Among the lines below, list those containing the string "мероприятие".

※

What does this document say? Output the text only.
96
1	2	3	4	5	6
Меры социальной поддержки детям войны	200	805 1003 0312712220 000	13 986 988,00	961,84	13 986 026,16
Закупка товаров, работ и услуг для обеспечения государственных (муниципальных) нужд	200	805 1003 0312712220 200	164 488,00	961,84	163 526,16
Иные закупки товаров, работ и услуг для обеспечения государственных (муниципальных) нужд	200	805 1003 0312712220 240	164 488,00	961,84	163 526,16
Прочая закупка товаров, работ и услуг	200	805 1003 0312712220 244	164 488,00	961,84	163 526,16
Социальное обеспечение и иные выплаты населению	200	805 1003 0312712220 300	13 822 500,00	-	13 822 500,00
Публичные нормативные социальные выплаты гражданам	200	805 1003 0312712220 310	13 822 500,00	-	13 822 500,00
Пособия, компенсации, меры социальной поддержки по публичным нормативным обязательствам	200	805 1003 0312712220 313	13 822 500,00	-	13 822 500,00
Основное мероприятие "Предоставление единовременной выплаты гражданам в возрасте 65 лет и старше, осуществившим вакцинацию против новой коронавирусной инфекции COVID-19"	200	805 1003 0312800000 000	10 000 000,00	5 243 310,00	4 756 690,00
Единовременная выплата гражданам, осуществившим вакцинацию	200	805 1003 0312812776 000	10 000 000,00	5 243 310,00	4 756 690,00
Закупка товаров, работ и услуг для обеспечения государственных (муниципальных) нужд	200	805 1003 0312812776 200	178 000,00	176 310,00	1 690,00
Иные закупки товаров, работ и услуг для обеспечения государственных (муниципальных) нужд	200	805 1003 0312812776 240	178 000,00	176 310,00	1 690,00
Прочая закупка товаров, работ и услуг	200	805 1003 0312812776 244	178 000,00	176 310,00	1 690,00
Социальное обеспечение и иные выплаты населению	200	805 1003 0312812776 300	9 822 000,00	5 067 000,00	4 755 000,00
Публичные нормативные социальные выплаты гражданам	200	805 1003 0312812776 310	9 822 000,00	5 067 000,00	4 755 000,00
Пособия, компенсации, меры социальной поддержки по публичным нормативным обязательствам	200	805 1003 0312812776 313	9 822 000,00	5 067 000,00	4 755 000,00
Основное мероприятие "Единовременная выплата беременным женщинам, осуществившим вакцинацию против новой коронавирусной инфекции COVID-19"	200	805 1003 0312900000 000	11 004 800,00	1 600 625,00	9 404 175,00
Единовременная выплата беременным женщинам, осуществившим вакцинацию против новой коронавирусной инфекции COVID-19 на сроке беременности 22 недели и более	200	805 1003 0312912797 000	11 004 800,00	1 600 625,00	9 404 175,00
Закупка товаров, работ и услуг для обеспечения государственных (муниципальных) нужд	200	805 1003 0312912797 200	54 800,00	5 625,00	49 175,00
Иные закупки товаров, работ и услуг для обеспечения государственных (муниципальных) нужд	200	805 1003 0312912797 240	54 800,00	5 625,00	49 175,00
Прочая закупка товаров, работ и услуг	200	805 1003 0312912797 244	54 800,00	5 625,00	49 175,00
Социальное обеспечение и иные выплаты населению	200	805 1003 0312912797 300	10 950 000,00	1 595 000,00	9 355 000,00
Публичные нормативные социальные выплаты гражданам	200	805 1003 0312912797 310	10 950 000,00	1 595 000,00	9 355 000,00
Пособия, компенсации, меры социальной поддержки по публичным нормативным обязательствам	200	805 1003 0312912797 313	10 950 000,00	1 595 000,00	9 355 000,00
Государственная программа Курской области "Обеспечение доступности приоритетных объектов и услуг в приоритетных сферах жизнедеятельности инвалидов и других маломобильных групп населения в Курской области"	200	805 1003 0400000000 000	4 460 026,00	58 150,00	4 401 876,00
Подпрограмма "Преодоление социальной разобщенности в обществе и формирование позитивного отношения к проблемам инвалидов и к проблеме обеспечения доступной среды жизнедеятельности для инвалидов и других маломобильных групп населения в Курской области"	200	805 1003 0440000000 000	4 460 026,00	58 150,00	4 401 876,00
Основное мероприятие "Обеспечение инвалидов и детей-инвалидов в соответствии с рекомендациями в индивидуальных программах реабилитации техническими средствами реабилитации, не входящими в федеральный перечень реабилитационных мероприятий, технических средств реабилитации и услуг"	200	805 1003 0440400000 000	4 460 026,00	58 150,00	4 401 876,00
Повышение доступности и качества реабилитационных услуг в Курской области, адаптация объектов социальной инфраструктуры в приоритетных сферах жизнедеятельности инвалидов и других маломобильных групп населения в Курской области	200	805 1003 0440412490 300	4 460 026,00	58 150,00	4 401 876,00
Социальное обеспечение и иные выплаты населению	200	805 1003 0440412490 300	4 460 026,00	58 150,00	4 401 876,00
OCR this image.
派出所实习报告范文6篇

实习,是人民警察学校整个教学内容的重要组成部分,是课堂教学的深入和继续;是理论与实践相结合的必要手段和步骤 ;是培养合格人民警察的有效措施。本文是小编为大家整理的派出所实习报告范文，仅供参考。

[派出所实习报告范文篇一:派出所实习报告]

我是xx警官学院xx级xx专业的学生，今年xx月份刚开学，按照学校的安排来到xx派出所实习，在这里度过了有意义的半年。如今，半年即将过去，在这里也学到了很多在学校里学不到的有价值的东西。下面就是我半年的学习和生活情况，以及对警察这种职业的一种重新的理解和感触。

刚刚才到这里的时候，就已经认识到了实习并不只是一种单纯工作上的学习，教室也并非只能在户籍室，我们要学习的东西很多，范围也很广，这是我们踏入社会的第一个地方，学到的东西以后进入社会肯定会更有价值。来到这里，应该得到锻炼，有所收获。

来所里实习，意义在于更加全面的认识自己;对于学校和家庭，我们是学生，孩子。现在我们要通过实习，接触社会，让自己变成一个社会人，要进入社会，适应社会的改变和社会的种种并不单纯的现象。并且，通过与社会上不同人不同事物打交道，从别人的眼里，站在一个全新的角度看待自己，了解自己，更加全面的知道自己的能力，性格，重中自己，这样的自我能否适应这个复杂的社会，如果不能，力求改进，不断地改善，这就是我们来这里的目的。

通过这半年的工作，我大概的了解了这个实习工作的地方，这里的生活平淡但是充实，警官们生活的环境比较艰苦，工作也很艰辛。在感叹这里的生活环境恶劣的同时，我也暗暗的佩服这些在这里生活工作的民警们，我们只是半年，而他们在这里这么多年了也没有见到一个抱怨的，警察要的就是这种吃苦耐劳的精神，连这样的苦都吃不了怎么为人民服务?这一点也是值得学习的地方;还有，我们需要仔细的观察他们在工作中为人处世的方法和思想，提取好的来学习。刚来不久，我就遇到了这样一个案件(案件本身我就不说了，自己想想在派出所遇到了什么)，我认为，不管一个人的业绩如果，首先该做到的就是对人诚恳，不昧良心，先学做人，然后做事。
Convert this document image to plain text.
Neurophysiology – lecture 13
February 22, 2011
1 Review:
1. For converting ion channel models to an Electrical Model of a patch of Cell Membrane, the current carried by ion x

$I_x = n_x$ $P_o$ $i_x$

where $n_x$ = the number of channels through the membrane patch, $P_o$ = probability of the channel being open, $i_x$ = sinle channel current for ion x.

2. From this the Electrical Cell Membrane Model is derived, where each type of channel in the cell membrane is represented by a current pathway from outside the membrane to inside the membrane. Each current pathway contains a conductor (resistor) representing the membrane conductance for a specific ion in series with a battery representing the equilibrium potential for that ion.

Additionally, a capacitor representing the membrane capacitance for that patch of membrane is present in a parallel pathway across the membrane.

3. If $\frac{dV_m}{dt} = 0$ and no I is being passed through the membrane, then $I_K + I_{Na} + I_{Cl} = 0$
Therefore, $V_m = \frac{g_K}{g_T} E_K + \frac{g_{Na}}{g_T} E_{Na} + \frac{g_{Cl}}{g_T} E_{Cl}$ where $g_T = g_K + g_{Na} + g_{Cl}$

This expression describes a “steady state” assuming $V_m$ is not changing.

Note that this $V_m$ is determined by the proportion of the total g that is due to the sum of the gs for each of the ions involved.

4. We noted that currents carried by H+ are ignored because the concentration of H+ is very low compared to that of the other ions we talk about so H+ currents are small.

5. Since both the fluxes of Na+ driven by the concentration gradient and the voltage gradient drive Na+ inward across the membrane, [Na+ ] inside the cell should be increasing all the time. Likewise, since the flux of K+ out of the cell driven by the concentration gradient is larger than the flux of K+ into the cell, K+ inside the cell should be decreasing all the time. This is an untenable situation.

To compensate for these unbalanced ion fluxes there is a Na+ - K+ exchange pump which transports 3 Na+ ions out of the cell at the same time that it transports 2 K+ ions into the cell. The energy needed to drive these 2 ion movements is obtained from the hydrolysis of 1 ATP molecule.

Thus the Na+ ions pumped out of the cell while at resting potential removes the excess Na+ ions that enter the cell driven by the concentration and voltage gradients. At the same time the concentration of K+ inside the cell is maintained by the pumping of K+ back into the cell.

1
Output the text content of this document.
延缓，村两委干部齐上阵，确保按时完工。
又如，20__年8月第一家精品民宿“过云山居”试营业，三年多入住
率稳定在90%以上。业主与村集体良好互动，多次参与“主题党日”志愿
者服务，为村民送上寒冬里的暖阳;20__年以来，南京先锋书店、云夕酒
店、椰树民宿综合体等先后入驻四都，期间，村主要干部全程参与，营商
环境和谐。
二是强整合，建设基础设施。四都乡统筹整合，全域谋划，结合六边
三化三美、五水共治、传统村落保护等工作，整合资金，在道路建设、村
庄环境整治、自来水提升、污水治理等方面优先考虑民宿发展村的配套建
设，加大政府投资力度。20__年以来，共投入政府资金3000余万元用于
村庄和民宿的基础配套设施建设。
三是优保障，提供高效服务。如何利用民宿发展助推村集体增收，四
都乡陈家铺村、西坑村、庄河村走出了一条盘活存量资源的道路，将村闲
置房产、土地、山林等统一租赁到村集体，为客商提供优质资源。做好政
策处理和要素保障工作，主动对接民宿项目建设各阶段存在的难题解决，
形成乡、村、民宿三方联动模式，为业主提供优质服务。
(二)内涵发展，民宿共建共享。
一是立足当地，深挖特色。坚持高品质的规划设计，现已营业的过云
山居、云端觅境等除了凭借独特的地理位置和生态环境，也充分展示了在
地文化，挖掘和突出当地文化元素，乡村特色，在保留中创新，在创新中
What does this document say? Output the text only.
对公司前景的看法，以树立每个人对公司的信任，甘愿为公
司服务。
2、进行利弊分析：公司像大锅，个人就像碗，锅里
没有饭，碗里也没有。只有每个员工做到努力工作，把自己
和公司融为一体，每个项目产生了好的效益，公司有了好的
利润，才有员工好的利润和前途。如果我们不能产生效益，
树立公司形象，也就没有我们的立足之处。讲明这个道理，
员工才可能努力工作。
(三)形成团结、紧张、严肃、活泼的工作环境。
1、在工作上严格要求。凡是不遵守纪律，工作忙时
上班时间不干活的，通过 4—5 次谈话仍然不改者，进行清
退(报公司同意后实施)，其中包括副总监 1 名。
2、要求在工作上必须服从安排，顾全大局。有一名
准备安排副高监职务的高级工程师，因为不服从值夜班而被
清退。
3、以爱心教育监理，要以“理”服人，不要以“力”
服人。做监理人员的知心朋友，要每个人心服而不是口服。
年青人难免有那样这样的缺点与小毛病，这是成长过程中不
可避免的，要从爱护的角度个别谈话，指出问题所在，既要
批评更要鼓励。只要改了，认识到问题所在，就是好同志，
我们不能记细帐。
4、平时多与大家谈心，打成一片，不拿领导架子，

※

THE ANSWER:
Основное мероприятие "Предоставление единовременной выплаты гражданам в возрасте 65 лет и старше, осуществившим вакцинацию против новой коронавирусной инфекции COVID-19"	200	805 1003 0312800000 000	10 000 000,00	5 243 310,00	4 756 690,00
Основное мероприятие "Единовременная выплата беременным женщинам, осуществившим вакцинацию против новой коронавирусной инфекции COVID-19"	200	805 1003 0312900000 000	11 004 800,00	1 600 625,00	9 404 175,00
Основное мероприятие "Обеспечение инвалидов и детей-инвалидов в соответствии с рекомендациями в индивидуальных программах реабилитации техническими средствами реабилитации, не входящими в федеральный перечень реабилитационных мероприятий, технических средств реабилитации и услуг"	200	805 1003 0440400000 000	4 460 026,00	58 150,00	4 401 876,00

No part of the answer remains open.